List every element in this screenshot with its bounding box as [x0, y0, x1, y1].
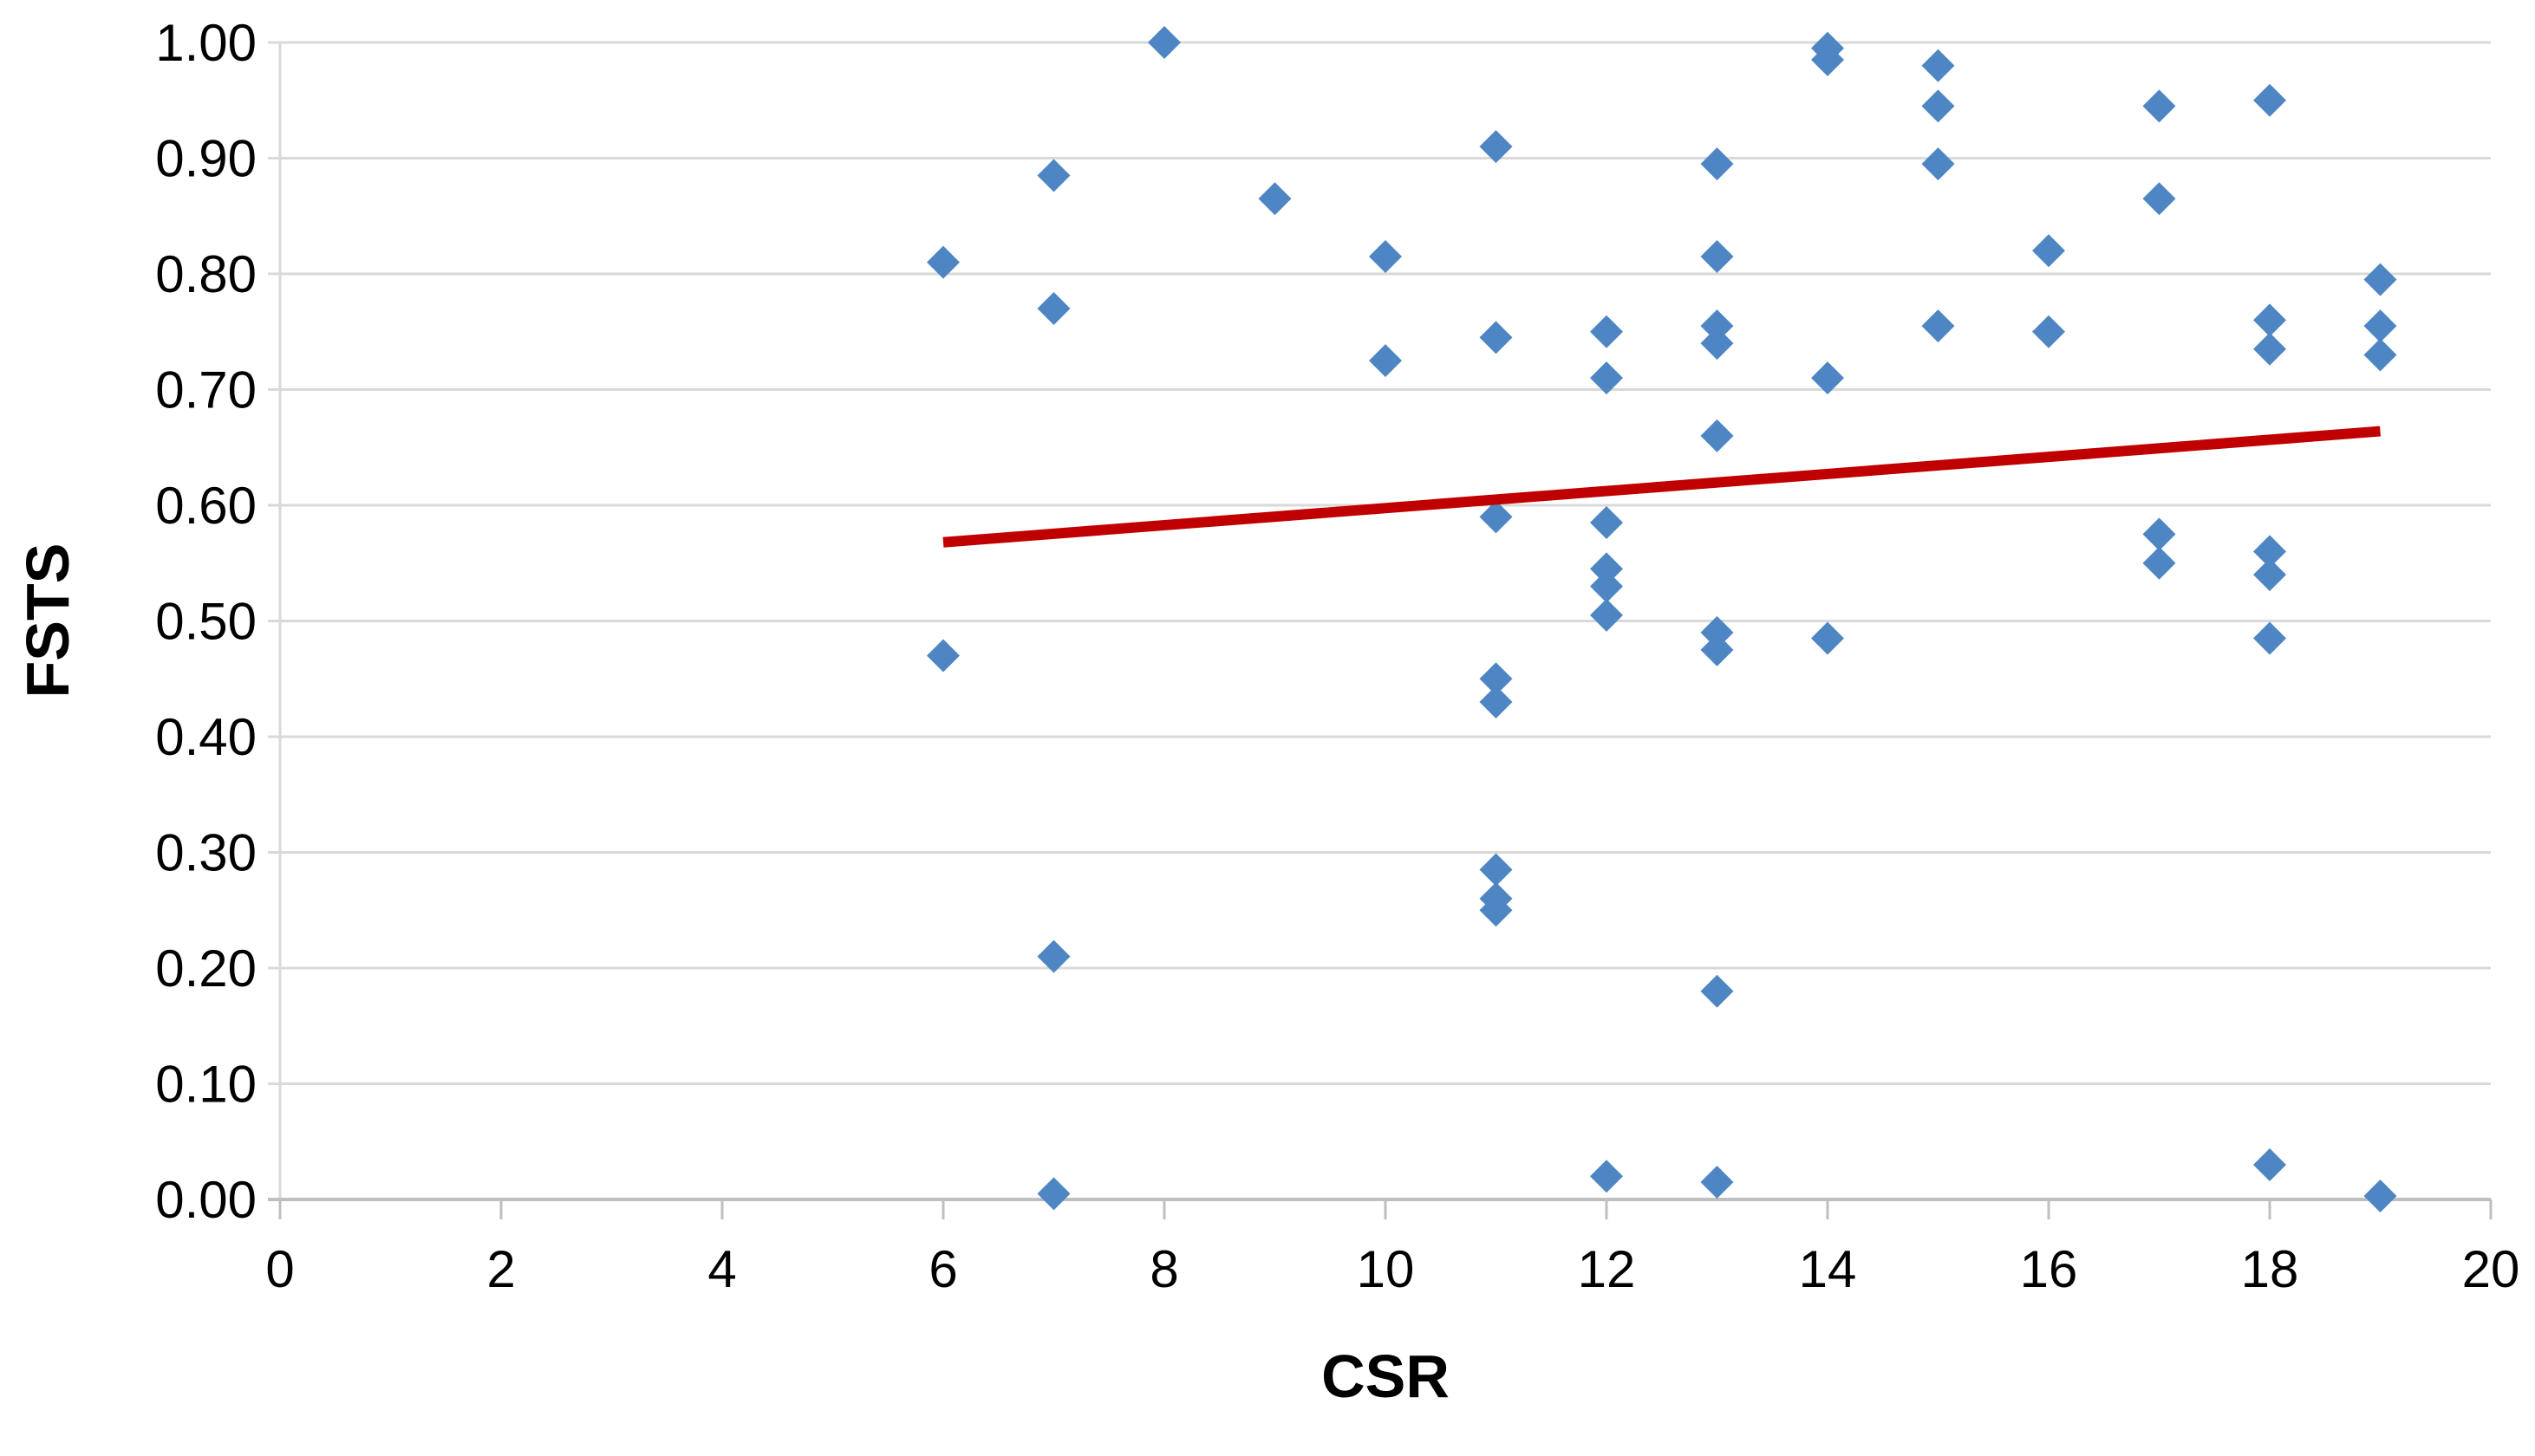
data-point — [2253, 1147, 2286, 1181]
data-point — [1369, 344, 1402, 378]
data-point — [1700, 327, 1734, 361]
data-point — [2253, 332, 2286, 366]
x-tick-label-0: 0 — [265, 1240, 294, 1298]
data-point — [2142, 546, 2176, 580]
x-tick-label-6: 6 — [929, 1240, 957, 1298]
x-tick-label-2: 2 — [486, 1240, 515, 1298]
data-point — [1700, 615, 1734, 649]
data-point — [1037, 939, 1071, 973]
data-point — [2363, 1179, 2397, 1212]
data-point — [1590, 569, 1623, 603]
data-point — [927, 245, 960, 279]
y-tick-label-0.10: 0.10 — [155, 1056, 257, 1114]
data-point — [1590, 598, 1623, 632]
data-point — [927, 639, 960, 673]
data-point — [1700, 1165, 1734, 1199]
data-point — [1921, 89, 1955, 123]
data-point — [1590, 506, 1623, 540]
data-point — [1590, 552, 1623, 586]
data-point — [2363, 338, 2397, 372]
data-point — [1921, 309, 1955, 343]
data-point — [1037, 292, 1071, 326]
y-tick-label-0.90: 0.90 — [155, 130, 257, 188]
y-tick-label-0.60: 0.60 — [155, 477, 257, 535]
x-tick-label-16: 16 — [2020, 1240, 2078, 1298]
data-point — [2253, 558, 2286, 592]
y-tick-label-0.40: 0.40 — [155, 708, 257, 766]
data-point — [1700, 974, 1734, 1008]
data-point — [2142, 517, 2176, 551]
data-point — [2253, 83, 2286, 117]
data-point — [1369, 239, 1402, 273]
data-point — [2363, 309, 2397, 343]
data-point — [2253, 621, 2286, 655]
data-point — [1590, 315, 1623, 348]
data-point — [1479, 321, 1513, 354]
y-axis-title: FSTS — [14, 543, 81, 699]
data-point — [1811, 361, 1844, 395]
data-point — [2032, 315, 2065, 348]
data-point — [1921, 49, 1955, 82]
data-point — [2032, 234, 2065, 268]
data-point — [2363, 263, 2397, 296]
x-tick-label-4: 4 — [707, 1240, 736, 1298]
data-point — [1700, 633, 1734, 666]
trendline — [942, 426, 2381, 548]
x-tick-label-8: 8 — [1150, 1240, 1178, 1298]
y-tick-label-0.20: 0.20 — [155, 939, 257, 998]
data-point — [1811, 43, 1844, 77]
data-point — [1037, 1177, 1071, 1211]
data-point — [1479, 662, 1513, 696]
data-point — [1258, 182, 1292, 216]
data-point — [2253, 303, 2286, 337]
data-point — [1479, 500, 1513, 534]
data-point — [2142, 89, 2176, 123]
data-point — [1700, 147, 1734, 181]
data-point — [1148, 26, 1181, 59]
x-tick-label-18: 18 — [2241, 1240, 2299, 1298]
y-tick-label-0.00: 0.00 — [155, 1171, 257, 1229]
y-tick-label-1.00: 1.00 — [155, 14, 257, 72]
data-point — [1479, 853, 1513, 887]
data-point — [2142, 182, 2176, 216]
y-tick-label-0.80: 0.80 — [155, 245, 257, 303]
data-point — [1479, 894, 1513, 927]
x-tick-label-14: 14 — [1799, 1240, 1857, 1298]
data-point — [1700, 419, 1734, 452]
data-point — [1700, 239, 1734, 273]
y-tick-label-0.70: 0.70 — [155, 361, 257, 419]
data-point — [1921, 147, 1955, 181]
data-point — [1479, 685, 1513, 718]
data-point — [1037, 159, 1071, 192]
data-point — [2253, 535, 2286, 569]
y-tick-label-0.30: 0.30 — [155, 824, 257, 882]
data-point — [1700, 309, 1734, 343]
data-point — [1479, 130, 1513, 164]
x-tick-label-10: 10 — [1357, 1240, 1415, 1298]
data-point — [1590, 361, 1623, 395]
data-point — [1590, 1160, 1623, 1193]
x-tick-label-20: 20 — [2462, 1240, 2520, 1298]
x-tick-label-12: 12 — [1578, 1240, 1636, 1298]
data-point — [1811, 621, 1844, 655]
y-tick-label-0.50: 0.50 — [155, 593, 257, 651]
x-axis-title: CSR — [1321, 1342, 1450, 1410]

Stated task » Repeat the rows above that run between the line containing "data-point — [2253, 1147, 2286, 1181]" and the line containing "y-tick-label-0.60: 0.60 —", both included, without changing them.

Solution »
data-point — [2253, 1147, 2286, 1181]
data-point — [1369, 344, 1402, 378]
data-point — [1700, 327, 1734, 361]
data-point — [2253, 332, 2286, 366]
x-tick-label-0: 0 — [265, 1240, 294, 1298]
data-point — [2142, 546, 2176, 580]
x-tick-label-6: 6 — [929, 1240, 957, 1298]
x-tick-label-2: 2 — [486, 1240, 515, 1298]
data-point — [1700, 615, 1734, 649]
data-point — [1037, 939, 1071, 973]
data-point — [2363, 1179, 2397, 1212]
data-point — [1590, 569, 1623, 603]
data-point — [927, 245, 960, 279]
y-tick-label-0.10: 0.10 — [155, 1056, 257, 1114]
data-point — [1590, 598, 1623, 632]
data-point — [927, 639, 960, 673]
data-point — [1700, 1165, 1734, 1199]
data-point — [1921, 89, 1955, 123]
data-point — [1590, 506, 1623, 540]
data-point — [1590, 552, 1623, 586]
data-point — [2363, 338, 2397, 372]
data-point — [1921, 309, 1955, 343]
data-point — [1037, 292, 1071, 326]
y-tick-label-0.90: 0.90 — [155, 130, 257, 188]
y-tick-label-0.60: 0.60 — [155, 477, 257, 535]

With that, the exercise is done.